Figure record extracts:
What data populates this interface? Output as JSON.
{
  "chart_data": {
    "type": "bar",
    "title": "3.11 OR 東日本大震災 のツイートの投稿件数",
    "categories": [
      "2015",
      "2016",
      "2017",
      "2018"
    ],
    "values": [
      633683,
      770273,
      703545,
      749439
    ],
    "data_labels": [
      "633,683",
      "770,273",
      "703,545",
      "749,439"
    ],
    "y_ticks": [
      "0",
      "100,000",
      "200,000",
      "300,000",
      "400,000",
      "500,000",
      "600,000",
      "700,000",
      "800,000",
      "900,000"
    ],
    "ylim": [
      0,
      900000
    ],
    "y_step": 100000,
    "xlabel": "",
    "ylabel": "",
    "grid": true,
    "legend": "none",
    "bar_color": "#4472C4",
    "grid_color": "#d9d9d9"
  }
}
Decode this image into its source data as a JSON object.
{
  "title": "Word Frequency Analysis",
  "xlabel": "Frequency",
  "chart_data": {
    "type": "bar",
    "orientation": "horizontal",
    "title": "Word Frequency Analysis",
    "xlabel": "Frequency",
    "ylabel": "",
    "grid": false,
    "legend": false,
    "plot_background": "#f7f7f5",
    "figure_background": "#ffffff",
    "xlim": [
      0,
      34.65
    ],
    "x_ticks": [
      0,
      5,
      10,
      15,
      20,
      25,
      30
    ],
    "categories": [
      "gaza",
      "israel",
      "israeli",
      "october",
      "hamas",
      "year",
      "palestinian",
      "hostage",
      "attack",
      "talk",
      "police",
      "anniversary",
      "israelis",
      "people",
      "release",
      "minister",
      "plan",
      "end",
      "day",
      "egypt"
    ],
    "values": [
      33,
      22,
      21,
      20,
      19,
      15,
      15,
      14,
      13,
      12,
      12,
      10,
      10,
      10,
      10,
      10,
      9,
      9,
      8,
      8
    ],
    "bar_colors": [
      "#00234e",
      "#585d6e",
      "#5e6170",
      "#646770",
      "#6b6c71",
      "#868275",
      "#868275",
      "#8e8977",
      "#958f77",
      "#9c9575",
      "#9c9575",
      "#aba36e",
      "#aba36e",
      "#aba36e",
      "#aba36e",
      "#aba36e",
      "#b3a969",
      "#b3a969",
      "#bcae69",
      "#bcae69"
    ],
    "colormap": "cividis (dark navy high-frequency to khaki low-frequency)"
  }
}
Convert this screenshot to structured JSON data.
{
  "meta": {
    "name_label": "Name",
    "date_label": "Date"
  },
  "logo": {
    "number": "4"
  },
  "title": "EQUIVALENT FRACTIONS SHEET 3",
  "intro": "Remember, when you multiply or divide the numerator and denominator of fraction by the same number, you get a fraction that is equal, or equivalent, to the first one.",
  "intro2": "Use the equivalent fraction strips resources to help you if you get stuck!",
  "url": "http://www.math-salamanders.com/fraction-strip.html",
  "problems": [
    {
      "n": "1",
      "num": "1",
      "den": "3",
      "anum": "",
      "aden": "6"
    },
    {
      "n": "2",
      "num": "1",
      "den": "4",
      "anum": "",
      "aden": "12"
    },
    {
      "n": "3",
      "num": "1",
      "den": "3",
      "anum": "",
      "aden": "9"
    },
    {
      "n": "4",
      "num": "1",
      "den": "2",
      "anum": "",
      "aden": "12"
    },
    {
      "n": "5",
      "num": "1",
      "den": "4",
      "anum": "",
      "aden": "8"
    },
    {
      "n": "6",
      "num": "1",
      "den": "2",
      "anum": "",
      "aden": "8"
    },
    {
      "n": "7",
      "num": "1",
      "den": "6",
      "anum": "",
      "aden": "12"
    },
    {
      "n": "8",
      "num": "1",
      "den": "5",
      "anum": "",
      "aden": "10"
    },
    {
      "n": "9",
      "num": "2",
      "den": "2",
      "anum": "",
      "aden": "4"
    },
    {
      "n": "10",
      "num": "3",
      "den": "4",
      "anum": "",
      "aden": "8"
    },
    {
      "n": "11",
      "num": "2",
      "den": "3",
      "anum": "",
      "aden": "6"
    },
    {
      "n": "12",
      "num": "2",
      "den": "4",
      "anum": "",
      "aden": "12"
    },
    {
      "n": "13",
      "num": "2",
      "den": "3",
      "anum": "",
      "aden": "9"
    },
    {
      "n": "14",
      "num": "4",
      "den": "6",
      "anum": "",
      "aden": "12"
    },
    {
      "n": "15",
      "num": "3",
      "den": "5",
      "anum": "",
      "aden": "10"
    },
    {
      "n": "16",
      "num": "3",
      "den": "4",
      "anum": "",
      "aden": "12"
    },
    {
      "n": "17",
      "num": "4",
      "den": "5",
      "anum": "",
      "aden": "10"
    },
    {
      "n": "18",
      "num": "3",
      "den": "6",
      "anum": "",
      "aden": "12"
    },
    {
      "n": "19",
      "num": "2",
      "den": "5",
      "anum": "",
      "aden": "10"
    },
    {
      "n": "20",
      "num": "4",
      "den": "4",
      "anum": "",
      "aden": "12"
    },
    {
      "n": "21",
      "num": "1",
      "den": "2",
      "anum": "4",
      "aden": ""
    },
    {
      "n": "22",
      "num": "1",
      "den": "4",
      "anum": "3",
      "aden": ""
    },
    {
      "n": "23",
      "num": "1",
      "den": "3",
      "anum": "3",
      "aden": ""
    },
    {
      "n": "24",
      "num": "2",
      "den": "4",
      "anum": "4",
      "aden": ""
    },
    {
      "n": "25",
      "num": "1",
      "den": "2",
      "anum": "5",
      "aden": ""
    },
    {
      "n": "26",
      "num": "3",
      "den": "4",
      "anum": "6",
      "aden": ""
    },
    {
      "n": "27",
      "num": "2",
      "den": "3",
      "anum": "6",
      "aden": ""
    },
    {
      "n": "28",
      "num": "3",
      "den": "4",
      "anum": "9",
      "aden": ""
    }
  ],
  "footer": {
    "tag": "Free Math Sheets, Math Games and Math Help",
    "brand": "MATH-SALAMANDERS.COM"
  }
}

#### INSTRUCTIONS TO FOLLOW:
What is needed here is an exact reproduction of all the entries.

#### RESPONSE BELOW:
What data populates this interface? Output as JSON.
{
  "chart_data": {
    "type": "bar",
    "title": "3.11 OR 東日本大震災 のツイートの投稿件数",
    "categories": [
      "2015",
      "2016",
      "2017",
      "2018"
    ],
    "values": [
      633683,
      770273,
      703545,
      749439
    ],
    "data_labels": [
      "633,683",
      "770,273",
      "703,545",
      "749,439"
    ],
    "y_ticks": [
      "0",
      "100,000",
      "200,000",
      "300,000",
      "400,000",
      "500,000",
      "600,000",
      "700,000",
      "800,000",
      "900,000"
    ],
    "ylim": [
      0,
      900000
    ],
    "y_step": 100000,
    "xlabel": "",
    "ylabel": "",
    "grid": true,
    "legend": "none",
    "bar_color": "#4472C4",
    "grid_color": "#d9d9d9"
  }
}
Decode this image into its source data as a JSON object.
{
  "title": "Word Frequency Analysis",
  "xlabel": "Frequency",
  "chart_data": {
    "type": "bar",
    "orientation": "horizontal",
    "title": "Word Frequency Analysis",
    "xlabel": "Frequency",
    "ylabel": "",
    "grid": false,
    "legend": false,
    "plot_background": "#f7f7f5",
    "figure_background": "#ffffff",
    "xlim": [
      0,
      34.65
    ],
    "x_ticks": [
      0,
      5,
      10,
      15,
      20,
      25,
      30
    ],
    "categories": [
      "gaza",
      "israel",
      "israeli",
      "october",
      "hamas",
      "year",
      "palestinian",
      "hostage",
      "attack",
      "talk",
      "police",
      "anniversary",
      "israelis",
      "people",
      "release",
      "minister",
      "plan",
      "end",
      "day",
      "egypt"
    ],
    "values": [
      33,
      22,
      21,
      20,
      19,
      15,
      15,
      14,
      13,
      12,
      12,
      10,
      10,
      10,
      10,
      10,
      9,
      9,
      8,
      8
    ],
    "bar_colors": [
      "#00234e",
      "#585d6e",
      "#5e6170",
      "#646770",
      "#6b6c71",
      "#868275",
      "#868275",
      "#8e8977",
      "#958f77",
      "#9c9575",
      "#9c9575",
      "#aba36e",
      "#aba36e",
      "#aba36e",
      "#aba36e",
      "#aba36e",
      "#b3a969",
      "#b3a969",
      "#bcae69",
      "#bcae69"
    ],
    "colormap": "cividis (dark navy high-frequency to khaki low-frequency)"
  }
}
Convert this screenshot to structured JSON data.
{
  "meta": {
    "name_label": "Name",
    "date_label": "Date"
  },
  "logo": {
    "number": "4"
  },
  "title": "EQUIVALENT FRACTIONS SHEET 3",
  "intro": "Remember, when you multiply or divide the numerator and denominator of fraction by the same number, you get a fraction that is equal, or equivalent, to the first one.",
  "intro2": "Use the equivalent fraction strips resources to help you if you get stuck!",
  "url": "http://www.math-salamanders.com/fraction-strip.html",
  "problems": [
    {
      "n": "1",
      "num": "1",
      "den": "3",
      "anum": "",
      "aden": "6"
    },
    {
      "n": "2",
      "num": "1",
      "den": "4",
      "anum": "",
      "aden": "12"
    },
    {
      "n": "3",
      "num": "1",
      "den": "3",
      "anum": "",
      "aden": "9"
    },
    {
      "n": "4",
      "num": "1",
      "den": "2",
      "anum": "",
      "aden": "12"
    },
    {
      "n": "5",
      "num": "1",
      "den": "4",
      "anum": "",
      "aden": "8"
    },
    {
      "n": "6",
      "num": "1",
      "den": "2",
      "anum": "",
      "aden": "8"
    },
    {
      "n": "7",
      "num": "1",
      "den": "6",
      "anum": "",
      "aden": "12"
    },
    {
      "n": "8",
      "num": "1",
      "den": "5",
      "anum": "",
      "aden": "10"
    },
    {
      "n": "9",
      "num": "2",
      "den": "2",
      "anum": "",
      "aden": "4"
    },
    {
      "n": "10",
      "num": "3",
      "den": "4",
      "anum": "",
      "aden": "8"
    },
    {
      "n": "11",
      "num": "2",
      "den": "3",
      "anum": "",
      "aden": "6"
    },
    {
      "n": "12",
      "num": "2",
      "den": "4",
      "anum": "",
      "aden": "12"
    },
    {
      "n": "13",
      "num": "2",
      "den": "3",
      "anum": "",
      "aden": "9"
    },
    {
      "n": "14",
      "num": "4",
      "den": "6",
      "anum": "",
      "aden": "12"
    },
    {
      "n": "15",
      "num": "3",
      "den": "5",
      "anum": "",
      "aden": "10"
    },
    {
      "n": "16",
      "num": "3",
      "den": "4",
      "anum": "",
      "aden": "12"
    },
    {
      "n": "17",
      "num": "4",
      "den": "5",
      "anum": "",
      "aden": "10"
    },
    {
      "n": "18",
      "num": "3",
      "den": "6",
      "anum": "",
      "aden": "12"
    },
    {
      "n": "19",
      "num": "2",
      "den": "5",
      "anum": "",
      "aden": "10"
    },
    {
      "n": "20",
      "num": "4",
      "den": "4",
      "anum": "",
      "aden": "12"
    },
    {
      "n": "21",
      "num": "1",
      "den": "2",
      "anum": "4",
      "aden": ""
    },
    {
      "n": "22",
      "num": "1",
      "den": "4",
      "anum": "3",
      "aden": ""
    },
    {
      "n": "23",
      "num": "1",
      "den": "3",
      "anum": "3",
      "aden": ""
    },
    {
      "n": "24",
      "num": "2",
      "den": "4",
      "anum": "4",
      "aden": ""
    },
    {
      "n": "25",
      "num": "1",
      "den": "2",
      "anum": "5",
      "aden": ""
    },
    {
      "n": "26",
      "num": "3",
      "den": "4",
      "anum": "6",
      "aden": ""
    },
    {
      "n": "27",
      "num": "2",
      "den": "3",
      "anum": "6",
      "aden": ""
    },
    {
      "n": "28",
      "num": "3",
      "den": "4",
      "anum": "9",
      "aden": ""
    }
  ],
  "footer": {
    "tag": "Free Math Sheets, Math Games and Math Help",
    "brand": "MATH-SALAMANDERS.COM"
  }
}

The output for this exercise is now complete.